Entre el circo del box, el desastre escénico y el intento de censura
Definitivamente hay dos eventos que no rinden respeto al pugilismo y a Juan Gabriel: la función de los Chávez y la obra Ni tú ni yo, respectivamente.
El boxeo convertido en burla nacional
Lo ocurrido el fin de semana con la llamada función de box donde aparecieron Julio César Chávez, César Chávez Jr. y Omar Chávez no fue decepcionante: fue vergonzoso. Una función sin nivel, sin rigor, sin emoción y sin la mínima seriedad que exige un deporte como el boxeo. Lo que vimos fue un espectáculo improvisado, mal armado y carente de cualquier valor deportivo.
Ni calidad ni repercusión ni competencia real. Para colmo ni siquiera el peso se respetó. Los rivales parecían sacados de una rifa de pueblo, elegidos “de una piñata”, sin trayectoria, sin mérito y sin la capacidad mínima para subirse a un ring con dignidad. Eso no ayuda absolutamente en nada a los Chávez. Al contrario: los expone y los arrastra a un terreno que raya en el ridículo.
El apellido Chávez no es cualquier cosa. Es historia viva del boxeo mexicano. Precisamente por eso resulta insultante verlo prestado para funciones que parecen más show barato que evento deportivo. Y cuando a esto le sumamos formatos como Supernova o las funciones impulsadas por Poncho de Nigris, el daño se vuelve mayúsculo.

====================

Actividad A: Según el artículo sobre la función de box de los Chávez, ¿por qué resulta insultante ver el apellido Chávez prestado a esas funciones? Responde en una a tres oraciones.
Actividad B:
Contesta con datos del artículo sobre la función de box de los Chávez:
(i) ¿Qué obra se menciona junto a la función de los Chávez como falta de respeto a Juan Gabriel?
(ii) ¿Qué cosa, según el artículo, ni siquiera se respetó en la función?
(iii) ¿Qué formatos o funciones hacen que el daño se vuelva mayúsculo?
Actividad C: Prolonga el artículo sobre la función de box de los Chávez a partir de su última oración.
Los registros no tienen ningún papel en este trabajo.

====================

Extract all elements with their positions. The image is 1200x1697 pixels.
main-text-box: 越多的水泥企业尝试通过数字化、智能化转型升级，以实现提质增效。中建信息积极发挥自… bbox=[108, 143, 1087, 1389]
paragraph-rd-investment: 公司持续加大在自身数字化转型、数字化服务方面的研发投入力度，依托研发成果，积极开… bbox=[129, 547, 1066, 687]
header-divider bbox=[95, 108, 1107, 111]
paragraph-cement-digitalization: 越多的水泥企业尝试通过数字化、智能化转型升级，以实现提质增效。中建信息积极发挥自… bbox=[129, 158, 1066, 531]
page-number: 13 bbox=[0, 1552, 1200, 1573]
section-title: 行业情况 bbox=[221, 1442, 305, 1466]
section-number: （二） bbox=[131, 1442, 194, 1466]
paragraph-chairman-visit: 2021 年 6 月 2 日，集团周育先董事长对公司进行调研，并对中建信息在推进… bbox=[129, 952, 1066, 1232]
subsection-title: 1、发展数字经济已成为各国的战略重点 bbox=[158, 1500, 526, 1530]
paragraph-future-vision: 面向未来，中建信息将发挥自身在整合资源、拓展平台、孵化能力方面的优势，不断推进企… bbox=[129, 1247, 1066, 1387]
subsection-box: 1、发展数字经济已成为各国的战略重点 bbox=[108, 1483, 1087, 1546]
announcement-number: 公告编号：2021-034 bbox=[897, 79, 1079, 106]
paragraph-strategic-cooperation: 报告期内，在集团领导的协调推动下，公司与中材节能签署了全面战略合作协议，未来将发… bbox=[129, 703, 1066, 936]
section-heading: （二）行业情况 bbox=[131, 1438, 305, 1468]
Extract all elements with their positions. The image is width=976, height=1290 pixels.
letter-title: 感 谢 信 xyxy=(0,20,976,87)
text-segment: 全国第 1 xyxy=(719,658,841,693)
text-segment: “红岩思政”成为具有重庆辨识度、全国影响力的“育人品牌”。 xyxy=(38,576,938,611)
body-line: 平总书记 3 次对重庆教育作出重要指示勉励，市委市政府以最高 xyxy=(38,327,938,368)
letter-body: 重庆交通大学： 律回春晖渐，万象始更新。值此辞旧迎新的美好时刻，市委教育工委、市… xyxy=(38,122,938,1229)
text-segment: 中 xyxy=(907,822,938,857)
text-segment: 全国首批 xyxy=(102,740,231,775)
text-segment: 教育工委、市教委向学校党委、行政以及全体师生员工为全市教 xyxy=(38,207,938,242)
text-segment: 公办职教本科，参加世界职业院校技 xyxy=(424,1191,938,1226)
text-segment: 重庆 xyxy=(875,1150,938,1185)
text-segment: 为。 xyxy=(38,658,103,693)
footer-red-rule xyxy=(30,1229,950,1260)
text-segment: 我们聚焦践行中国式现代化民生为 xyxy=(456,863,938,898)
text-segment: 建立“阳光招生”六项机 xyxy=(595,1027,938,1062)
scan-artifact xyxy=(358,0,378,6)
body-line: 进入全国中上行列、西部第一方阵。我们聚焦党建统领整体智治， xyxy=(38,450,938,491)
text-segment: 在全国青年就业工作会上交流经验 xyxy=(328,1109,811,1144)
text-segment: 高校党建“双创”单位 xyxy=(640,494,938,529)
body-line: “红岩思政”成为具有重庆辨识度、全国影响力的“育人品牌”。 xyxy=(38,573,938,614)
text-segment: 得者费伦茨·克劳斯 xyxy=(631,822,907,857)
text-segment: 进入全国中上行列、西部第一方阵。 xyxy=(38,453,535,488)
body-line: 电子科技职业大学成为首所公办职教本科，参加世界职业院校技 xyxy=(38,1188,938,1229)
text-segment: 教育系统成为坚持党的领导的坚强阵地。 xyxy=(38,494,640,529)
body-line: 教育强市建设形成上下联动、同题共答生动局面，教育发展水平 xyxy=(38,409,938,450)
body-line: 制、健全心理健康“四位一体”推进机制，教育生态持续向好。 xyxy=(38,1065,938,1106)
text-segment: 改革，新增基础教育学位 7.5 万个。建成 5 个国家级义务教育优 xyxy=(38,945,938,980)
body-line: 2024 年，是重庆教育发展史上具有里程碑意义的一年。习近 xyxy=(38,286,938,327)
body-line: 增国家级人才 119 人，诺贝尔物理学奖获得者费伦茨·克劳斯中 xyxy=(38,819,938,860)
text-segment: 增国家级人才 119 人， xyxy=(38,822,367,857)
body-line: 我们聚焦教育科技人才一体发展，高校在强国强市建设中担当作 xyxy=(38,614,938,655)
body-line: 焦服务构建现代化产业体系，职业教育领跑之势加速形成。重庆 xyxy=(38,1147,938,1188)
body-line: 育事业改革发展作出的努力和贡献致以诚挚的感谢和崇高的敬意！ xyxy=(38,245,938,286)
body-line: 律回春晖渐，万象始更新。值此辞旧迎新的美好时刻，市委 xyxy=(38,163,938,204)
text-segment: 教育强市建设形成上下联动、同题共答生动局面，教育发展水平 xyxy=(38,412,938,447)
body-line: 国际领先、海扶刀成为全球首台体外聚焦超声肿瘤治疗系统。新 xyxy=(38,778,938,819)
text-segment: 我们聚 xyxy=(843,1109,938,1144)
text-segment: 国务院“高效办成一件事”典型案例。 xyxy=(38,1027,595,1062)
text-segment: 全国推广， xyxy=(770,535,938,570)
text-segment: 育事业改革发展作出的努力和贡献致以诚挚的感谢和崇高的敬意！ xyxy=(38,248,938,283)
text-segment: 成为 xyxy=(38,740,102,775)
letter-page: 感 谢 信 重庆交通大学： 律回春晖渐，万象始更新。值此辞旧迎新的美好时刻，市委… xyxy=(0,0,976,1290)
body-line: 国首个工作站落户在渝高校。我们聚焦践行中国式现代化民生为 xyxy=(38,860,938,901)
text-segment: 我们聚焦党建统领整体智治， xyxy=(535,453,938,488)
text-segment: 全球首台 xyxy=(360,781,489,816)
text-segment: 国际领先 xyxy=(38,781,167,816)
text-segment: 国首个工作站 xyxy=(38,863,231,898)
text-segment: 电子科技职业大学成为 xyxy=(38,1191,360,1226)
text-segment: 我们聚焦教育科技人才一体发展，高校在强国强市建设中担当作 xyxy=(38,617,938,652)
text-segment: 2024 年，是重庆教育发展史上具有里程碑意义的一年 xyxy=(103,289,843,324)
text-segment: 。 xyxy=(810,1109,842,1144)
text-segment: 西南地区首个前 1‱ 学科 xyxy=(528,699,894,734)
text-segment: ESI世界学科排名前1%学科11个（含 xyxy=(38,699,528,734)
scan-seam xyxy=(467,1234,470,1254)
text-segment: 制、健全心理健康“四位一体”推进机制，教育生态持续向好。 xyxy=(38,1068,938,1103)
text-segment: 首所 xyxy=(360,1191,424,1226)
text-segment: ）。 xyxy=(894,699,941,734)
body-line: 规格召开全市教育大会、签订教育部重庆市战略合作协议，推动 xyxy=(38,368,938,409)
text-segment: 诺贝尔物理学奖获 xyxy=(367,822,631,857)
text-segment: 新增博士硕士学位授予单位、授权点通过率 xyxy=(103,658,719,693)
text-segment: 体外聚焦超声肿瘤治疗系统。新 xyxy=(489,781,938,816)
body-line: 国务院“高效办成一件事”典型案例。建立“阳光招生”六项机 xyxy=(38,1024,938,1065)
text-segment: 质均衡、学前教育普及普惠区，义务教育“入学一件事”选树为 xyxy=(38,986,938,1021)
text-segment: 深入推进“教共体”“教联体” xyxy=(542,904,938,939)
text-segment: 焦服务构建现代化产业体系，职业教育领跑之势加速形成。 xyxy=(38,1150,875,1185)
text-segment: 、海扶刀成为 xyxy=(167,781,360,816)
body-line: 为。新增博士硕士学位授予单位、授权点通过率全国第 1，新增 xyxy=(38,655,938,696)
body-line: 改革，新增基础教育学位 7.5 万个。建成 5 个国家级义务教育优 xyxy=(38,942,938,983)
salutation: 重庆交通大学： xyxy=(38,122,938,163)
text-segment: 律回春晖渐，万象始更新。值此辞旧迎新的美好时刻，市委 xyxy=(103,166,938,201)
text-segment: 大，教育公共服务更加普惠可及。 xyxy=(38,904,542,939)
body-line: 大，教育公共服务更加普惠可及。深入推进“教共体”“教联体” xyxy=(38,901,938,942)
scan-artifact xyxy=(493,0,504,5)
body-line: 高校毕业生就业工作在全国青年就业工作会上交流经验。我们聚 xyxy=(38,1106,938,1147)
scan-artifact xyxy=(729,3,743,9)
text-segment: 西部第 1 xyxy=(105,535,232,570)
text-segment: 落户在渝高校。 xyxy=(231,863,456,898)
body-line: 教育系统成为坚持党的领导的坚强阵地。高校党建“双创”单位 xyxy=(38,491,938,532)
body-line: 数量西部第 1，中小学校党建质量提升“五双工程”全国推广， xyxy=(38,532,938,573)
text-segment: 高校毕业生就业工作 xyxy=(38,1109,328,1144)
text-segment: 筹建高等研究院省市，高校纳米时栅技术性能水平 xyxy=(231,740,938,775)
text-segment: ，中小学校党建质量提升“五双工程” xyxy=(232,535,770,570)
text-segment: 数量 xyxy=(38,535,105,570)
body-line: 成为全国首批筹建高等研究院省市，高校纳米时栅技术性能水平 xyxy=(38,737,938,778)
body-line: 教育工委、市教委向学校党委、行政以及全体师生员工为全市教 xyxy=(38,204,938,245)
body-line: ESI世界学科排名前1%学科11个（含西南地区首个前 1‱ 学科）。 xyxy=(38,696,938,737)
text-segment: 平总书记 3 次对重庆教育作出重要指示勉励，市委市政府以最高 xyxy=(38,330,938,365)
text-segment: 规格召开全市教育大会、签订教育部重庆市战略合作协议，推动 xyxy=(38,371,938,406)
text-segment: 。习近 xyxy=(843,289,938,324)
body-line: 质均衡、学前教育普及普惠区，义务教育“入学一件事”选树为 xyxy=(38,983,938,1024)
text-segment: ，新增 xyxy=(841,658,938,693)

====================

Respuesta escrita A: El apellido Chávez es historia viva del boxeo mexicano. Por eso el artículo considera insultante verlo prestado a funciones que parecen más un show barato que un evento deportivo.

Respuesta escrita B:
(i) La obra Ni tú ni yo.
(ii) El peso.
(iii) Formatos como Supernova y las funciones impulsadas por Poncho de Nigris.

Respuesta escrita C:
Estos eventos no están acercando gente al boxeo, lo están prostituyendo. Le están dando en toda la torre a un deporte que merece respeto. El box no es un circo de influencers, no es un juego de popularidad ni un experimento para vender boletos a costa del prestigio ajeno. Y alguien tiene que decirlo.
Juan Gabriel merece respeto, no desorden
Con dos presentaciones en el Teatro Metropólitan, finalmente se presentó el espectáculo Ni tú ni yo, basado en canciones de Juan Gabriel. Y aquí la crítica es clara y directa: las voces son extraordinarias, pero el espectáculo es un desastre.
Escuchar cantar a Ernesto D’Alessio es una auténtica gloria. Lo mismo Jass Reyes, Santaella y otros intérpretes que entregan el alma, la técnica y la emoción sobre el escenario. Vocalmente, el nivel es altísimo. Pero un buen concierto no hace un buen espectáculo teatral.
La puesta no tiene pies ni cabeza. No hay hilo conductor, no hay narrativa, no hay una estructura que sostenga el montaje. Son canciones maravillosas colocadas una tras otra sin sentido dramático, sin cohesión, sin rumbo. Y eso, tratándose de Juan Gabriel, es una falta grave.
Lo más doloroso es el caso de Lisset. A una de las mujeres más talentosas y carismáticas del escenario mexicano la presentan con una caracterización espantosa, que no sólo no le favorece, sino que le roba presencia, belleza y fuerza escénica. En lugar de potenciar su talento, lo diluyen.
Juan Gabriel merece montajes a su altura. El público también. Y este espectáculo, lamentablemente, se queda corto.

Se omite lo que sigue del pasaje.